## Requirement 1
Translate this sentence from the passage on the Finite Elements Method into Spanish: "The numerical simulation was performed for a time interval of 48 h with a time step of 600 s."

## Text excerpt
= = = =

For the purposes of the research, the Finite Elements Method (FEM) was used. The Finite Elements Method is a variation method, the basic principle of which is the division of a continuous region into a set of separate sub-regions, the so-called finite elements [36,37]. The detected parameters are then determined at the individual nodal points of these elements. The principle of the method is also the conversion of the partial differential equation into a system of linear algebraic equations for the desired potential values at the nodes of the finite elements. Since this is an iterative method, first, an anticipated solution is selected at the beginning of the calculation, and then the solution to the equations is sought using successive iterations (refinements). The iteration process stops at the moment when a predetermined inaccuracy is reached, which is the difference between the observed temperatures of the given and the previous iteration round at all nodes [38]. When computers are used, it is possible to choose very low values of inaccuracies and for this reason these methods are sometimes incorrectly referred to as “exact”. In the case of manual calculation, it would not be possible to achieve such accuracy due to the time-consuming nature of the calculations.
As part of the research, numerical calculations of the courses of heat variations in the structures were performed and these were then compared with the actual measured data. To be able to perform such comparison, it is necessary to carry out numerical calculations under non-stationary boundary conditions, i.e., under a state corresponding to the actual behavior of exterior and interior temperature boundary conditions, which are under normal circumstances never stationary but change over time [39]. Unlike stationary tasks, the temperature distribution in the design at each calculation step is dependent on the temperature distribution in the structure in the previous step.
In the case of non-stationary problems, according to Fourier’s Second Law, is the physical magnitude, which influences the temperature distribution in the construction under the influence of the variable boundary conditions, called the coefficient of thermal conductivity a. This quantity expresses the rate of balancing of the temperatures in the substances and depends on the coefficient of thermal conductivity λ, the density ρ, and the specific heat capacity of the substance. Therefore, in order to create a computational model for non-stationary heat conduction tasks, it is also necessary to specify the physical properties of the materials in addition to the geometry itself. For non-stationary calculations, it is therefore necessary to define these material characteristics, and variable boundary conditions, as a function of time and also the initial state of temperature distribution in the construction. This fundamentally affects the results of the calculation itself. The initial state can be set by determining the temperature field by means of a stationary calculation with the input of boundary conditions so that the resulting temperature field closes as closely as possible to the actual temperature distribution in the structure at the beginning of the non-stationary simulation.

2.4. Theoretical Analysis of Temperature Curves in Lightweight Exterior Wall Structures

The theoretical analysis included only a selected detail of the external wall with a ventilated air gap. The numerical simulation was performed for a time interval of 48 h with a time step of 600 s. The ANSYS R16.0 program [40] was used for the simulation of the temperature conduction, which is capable of solving non-stationary thermal-technical tasks.

= = = =

## Requirement 2
In the entries, switch "bullet-icon" to "dot-icon" in everything from the very first entry line down to the line containing "item-text-before: Use the", both ends included. Return only those lines, with nothing else changed.

## Input rows
= = = =

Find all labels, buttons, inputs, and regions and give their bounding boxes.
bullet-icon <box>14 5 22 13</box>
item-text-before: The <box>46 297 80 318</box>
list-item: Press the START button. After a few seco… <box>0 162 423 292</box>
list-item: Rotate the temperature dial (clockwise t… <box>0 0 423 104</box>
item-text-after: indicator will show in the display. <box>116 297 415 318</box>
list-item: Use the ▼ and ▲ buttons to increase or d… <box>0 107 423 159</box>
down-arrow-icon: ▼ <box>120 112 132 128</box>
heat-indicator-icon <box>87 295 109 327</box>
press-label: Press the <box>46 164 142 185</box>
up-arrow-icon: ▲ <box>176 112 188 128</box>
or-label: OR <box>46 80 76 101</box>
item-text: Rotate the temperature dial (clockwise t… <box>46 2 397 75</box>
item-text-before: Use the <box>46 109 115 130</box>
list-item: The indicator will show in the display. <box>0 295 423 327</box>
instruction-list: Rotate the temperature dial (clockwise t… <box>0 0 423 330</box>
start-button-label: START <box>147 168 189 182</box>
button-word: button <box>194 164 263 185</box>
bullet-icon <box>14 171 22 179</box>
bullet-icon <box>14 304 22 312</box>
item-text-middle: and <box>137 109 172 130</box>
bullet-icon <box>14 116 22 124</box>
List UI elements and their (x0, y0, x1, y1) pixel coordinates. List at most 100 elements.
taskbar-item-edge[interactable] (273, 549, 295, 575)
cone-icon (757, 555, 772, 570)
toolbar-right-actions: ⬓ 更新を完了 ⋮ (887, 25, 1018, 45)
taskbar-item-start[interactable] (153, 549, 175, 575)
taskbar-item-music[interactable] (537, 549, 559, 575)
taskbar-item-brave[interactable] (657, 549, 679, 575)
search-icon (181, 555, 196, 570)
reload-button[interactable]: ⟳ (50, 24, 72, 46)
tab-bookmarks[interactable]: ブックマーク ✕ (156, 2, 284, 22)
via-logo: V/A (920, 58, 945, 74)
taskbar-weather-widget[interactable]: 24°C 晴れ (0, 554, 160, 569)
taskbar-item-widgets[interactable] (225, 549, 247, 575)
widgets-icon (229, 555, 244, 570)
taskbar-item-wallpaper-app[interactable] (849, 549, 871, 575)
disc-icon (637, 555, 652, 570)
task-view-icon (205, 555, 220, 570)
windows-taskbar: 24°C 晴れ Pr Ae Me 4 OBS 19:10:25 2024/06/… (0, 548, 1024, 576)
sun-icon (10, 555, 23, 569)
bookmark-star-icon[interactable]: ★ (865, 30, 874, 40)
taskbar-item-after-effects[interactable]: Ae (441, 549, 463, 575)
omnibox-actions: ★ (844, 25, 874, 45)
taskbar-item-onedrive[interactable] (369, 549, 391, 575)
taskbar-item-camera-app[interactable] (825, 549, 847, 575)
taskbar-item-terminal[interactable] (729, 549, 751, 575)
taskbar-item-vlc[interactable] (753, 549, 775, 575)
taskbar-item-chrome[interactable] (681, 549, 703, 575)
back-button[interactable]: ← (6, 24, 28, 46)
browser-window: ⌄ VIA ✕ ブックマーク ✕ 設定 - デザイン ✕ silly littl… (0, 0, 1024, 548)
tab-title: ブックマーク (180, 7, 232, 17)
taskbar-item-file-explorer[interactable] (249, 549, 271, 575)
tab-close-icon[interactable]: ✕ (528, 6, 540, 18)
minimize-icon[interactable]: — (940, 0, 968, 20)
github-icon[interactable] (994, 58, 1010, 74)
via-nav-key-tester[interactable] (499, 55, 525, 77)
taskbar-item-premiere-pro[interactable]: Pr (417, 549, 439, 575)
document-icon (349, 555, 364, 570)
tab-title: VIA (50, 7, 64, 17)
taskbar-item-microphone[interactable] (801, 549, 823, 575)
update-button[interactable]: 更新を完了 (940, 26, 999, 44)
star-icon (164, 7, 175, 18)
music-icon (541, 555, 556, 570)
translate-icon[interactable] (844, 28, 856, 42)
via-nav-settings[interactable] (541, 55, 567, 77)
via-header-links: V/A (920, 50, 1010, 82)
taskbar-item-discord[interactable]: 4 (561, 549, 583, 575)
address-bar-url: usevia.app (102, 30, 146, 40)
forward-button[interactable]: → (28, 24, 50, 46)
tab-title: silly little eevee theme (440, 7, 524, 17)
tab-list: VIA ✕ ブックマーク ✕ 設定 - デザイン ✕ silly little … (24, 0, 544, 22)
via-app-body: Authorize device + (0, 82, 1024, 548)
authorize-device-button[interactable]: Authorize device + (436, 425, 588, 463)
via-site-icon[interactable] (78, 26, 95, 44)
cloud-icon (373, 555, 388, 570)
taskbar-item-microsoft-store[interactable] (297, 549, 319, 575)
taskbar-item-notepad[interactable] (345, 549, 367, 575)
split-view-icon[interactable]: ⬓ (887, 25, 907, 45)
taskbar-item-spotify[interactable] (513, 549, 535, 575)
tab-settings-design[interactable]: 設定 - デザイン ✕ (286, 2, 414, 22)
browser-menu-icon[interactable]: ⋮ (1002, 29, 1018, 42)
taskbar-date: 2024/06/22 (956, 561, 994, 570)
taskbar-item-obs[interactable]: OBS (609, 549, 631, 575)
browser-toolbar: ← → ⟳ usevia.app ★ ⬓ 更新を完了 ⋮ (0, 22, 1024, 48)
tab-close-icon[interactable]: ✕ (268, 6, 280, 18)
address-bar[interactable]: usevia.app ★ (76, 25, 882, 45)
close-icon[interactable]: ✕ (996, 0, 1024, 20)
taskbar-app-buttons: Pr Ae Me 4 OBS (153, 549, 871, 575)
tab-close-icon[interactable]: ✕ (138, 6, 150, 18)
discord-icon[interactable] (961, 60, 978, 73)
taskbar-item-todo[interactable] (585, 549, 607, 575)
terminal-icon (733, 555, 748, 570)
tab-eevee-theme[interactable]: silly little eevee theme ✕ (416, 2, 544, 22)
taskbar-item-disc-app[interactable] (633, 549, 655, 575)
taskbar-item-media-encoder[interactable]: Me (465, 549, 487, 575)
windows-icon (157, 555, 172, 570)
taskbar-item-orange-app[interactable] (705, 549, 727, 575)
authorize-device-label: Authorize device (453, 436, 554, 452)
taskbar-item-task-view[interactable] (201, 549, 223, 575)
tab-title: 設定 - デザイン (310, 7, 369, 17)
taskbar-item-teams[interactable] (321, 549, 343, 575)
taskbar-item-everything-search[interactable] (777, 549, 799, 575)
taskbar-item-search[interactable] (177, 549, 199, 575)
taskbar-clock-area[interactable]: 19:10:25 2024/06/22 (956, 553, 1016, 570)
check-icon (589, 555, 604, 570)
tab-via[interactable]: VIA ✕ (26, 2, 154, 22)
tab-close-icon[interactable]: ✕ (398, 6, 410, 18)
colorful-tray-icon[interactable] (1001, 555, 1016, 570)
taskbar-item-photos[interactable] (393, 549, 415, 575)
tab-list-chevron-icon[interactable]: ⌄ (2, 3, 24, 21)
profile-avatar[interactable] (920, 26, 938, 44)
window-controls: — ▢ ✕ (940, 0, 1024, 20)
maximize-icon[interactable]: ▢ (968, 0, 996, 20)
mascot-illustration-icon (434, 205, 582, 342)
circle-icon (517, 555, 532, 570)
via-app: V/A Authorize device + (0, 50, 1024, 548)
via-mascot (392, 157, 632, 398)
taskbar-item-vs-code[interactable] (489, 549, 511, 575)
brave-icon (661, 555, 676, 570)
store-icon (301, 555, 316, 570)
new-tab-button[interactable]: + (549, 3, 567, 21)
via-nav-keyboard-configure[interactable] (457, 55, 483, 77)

= = = =

## Correct result 1
La simulación numérica se realizó para un intervalo de tiempo de 48 h con un paso de tiempo de 600 s.

## Correct result 2
Find all labels, buttons, inputs, and regions and give their bounding boxes.
dot-icon <box>14 5 22 13</box>
item-text-before: The <box>46 297 80 318</box>
list-item: Press the START button. After a few seco… <box>0 162 423 292</box>
list-item: Rotate the temperature dial (clockwise t… <box>0 0 423 104</box>
item-text-after: indicator will show in the display. <box>116 297 415 318</box>
list-item: Use the ▼ and ▲ buttons to increase or d… <box>0 107 423 159</box>
down-arrow-icon: ▼ <box>120 112 132 128</box>
heat-indicator-icon <box>87 295 109 327</box>
press-label: Press the <box>46 164 142 185</box>
up-arrow-icon: ▲ <box>176 112 188 128</box>
or-label: OR <box>46 80 76 101</box>
item-text: Rotate the temperature dial (clockwise t… <box>46 2 397 75</box>
item-text-before: Use the <box>46 109 115 130</box>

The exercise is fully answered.